Stored entries:
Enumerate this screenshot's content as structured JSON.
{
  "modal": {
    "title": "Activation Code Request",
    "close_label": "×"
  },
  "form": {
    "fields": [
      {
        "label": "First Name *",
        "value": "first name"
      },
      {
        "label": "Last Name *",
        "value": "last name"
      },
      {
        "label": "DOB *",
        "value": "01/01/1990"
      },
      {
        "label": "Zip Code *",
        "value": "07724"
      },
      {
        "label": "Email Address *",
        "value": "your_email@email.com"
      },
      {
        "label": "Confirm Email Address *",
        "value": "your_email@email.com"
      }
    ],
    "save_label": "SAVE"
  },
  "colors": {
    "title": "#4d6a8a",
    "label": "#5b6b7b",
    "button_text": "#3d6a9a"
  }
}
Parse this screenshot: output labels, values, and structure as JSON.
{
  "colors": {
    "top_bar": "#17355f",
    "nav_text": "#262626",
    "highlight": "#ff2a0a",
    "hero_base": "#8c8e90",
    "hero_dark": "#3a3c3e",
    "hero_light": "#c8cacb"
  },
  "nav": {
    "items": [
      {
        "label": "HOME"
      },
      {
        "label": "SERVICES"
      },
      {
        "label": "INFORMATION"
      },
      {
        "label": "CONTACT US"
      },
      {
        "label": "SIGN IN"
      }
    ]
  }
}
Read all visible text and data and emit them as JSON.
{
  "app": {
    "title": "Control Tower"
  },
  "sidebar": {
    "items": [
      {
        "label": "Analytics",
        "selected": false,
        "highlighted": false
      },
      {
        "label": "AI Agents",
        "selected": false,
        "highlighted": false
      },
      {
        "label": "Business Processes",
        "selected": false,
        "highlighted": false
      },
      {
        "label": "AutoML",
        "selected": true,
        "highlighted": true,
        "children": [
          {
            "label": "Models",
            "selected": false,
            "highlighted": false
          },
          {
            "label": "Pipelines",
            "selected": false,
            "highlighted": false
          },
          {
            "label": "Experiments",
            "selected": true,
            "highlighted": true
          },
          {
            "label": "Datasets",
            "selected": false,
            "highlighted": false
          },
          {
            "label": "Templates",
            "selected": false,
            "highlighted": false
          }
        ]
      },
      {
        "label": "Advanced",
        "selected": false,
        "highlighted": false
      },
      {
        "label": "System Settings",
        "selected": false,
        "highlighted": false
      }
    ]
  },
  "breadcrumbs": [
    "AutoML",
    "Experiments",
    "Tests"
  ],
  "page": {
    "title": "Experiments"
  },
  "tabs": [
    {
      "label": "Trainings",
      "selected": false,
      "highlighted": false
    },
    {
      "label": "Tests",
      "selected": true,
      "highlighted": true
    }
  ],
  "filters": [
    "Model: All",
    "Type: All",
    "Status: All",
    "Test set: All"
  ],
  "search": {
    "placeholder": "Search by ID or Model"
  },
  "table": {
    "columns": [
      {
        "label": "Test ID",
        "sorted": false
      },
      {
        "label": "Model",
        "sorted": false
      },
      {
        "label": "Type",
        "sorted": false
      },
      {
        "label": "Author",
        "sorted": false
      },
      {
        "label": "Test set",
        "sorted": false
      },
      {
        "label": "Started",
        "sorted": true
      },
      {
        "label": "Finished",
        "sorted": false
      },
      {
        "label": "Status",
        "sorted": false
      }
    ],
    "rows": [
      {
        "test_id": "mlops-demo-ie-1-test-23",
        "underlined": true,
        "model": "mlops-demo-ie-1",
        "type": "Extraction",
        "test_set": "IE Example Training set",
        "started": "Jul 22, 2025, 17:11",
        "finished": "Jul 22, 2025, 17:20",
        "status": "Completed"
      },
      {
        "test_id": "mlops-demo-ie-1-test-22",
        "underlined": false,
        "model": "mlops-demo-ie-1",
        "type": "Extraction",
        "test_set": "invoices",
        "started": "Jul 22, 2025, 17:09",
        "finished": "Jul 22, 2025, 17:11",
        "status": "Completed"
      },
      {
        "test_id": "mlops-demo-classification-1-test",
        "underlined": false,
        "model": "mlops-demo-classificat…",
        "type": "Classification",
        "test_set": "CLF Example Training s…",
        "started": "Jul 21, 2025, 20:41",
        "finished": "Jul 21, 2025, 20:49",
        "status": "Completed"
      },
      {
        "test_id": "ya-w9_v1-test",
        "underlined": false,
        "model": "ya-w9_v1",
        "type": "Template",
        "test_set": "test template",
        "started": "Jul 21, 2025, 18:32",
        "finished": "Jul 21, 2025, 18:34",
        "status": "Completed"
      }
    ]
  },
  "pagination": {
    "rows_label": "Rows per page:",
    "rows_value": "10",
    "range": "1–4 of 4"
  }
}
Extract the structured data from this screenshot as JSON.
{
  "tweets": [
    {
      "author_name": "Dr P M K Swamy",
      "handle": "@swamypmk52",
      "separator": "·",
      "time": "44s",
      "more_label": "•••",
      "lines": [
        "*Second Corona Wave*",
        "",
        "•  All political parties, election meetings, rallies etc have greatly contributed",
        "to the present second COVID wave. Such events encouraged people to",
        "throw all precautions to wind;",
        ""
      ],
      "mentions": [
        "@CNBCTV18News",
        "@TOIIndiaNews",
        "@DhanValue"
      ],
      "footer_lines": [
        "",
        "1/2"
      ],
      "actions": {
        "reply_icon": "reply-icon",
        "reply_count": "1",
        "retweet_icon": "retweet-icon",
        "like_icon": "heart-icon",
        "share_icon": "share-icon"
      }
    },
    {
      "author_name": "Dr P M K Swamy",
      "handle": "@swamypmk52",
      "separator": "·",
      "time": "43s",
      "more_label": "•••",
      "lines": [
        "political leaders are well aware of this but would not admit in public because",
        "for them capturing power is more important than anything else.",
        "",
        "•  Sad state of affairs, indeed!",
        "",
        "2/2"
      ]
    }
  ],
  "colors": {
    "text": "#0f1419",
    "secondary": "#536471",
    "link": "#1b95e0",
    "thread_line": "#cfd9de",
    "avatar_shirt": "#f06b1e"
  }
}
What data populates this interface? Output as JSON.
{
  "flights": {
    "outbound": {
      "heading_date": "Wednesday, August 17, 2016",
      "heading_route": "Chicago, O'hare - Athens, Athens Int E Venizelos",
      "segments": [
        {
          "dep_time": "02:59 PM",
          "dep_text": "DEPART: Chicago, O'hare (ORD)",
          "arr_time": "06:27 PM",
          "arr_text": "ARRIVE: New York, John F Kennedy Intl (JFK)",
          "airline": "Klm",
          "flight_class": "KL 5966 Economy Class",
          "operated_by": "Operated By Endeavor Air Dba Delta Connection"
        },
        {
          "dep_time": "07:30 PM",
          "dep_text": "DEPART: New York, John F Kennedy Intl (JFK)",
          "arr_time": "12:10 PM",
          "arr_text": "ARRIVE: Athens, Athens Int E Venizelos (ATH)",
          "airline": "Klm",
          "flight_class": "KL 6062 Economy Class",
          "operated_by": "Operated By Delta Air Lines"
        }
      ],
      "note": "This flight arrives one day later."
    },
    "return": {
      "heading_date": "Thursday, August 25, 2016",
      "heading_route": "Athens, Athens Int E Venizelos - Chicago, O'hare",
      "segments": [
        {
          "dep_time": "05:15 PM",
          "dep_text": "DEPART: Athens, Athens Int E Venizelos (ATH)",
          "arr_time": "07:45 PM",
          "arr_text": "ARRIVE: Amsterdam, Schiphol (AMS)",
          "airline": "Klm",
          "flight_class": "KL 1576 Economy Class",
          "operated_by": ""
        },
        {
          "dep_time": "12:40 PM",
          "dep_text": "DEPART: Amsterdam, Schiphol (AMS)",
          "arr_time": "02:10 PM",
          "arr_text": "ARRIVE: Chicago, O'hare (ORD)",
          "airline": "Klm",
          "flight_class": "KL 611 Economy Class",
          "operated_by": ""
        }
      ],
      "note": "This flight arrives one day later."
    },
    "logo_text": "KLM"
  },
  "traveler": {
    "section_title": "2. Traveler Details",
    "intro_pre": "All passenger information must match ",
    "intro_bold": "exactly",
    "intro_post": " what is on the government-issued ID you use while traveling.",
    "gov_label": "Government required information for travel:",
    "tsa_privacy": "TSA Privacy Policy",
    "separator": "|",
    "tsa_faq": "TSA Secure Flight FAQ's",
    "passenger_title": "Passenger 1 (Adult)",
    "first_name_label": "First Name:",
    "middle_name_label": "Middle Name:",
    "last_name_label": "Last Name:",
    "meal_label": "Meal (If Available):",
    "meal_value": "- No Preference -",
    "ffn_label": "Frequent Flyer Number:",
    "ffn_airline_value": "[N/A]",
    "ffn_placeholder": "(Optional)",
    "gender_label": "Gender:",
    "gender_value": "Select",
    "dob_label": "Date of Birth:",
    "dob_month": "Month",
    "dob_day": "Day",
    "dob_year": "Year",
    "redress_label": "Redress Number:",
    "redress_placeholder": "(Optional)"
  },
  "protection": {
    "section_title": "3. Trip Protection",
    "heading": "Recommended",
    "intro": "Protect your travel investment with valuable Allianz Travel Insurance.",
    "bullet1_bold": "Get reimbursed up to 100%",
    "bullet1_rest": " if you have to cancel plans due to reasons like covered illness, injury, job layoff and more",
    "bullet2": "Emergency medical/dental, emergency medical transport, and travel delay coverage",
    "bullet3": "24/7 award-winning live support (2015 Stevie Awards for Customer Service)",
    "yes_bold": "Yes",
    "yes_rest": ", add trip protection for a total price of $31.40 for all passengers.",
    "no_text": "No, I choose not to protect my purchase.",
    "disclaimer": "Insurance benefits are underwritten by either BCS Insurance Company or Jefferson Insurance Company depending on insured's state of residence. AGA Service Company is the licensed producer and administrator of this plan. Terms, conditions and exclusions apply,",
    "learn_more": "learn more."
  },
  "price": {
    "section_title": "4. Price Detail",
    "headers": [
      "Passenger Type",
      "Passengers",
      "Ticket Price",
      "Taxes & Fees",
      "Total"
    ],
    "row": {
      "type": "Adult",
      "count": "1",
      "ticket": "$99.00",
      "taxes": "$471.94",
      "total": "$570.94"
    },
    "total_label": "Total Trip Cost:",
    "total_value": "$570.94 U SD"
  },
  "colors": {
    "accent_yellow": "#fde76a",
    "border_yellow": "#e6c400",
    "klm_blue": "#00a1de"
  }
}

Task brief: Provide the number of lines in these entries that hold the word "Athens", without any accompanying text.

Solution to this task: 4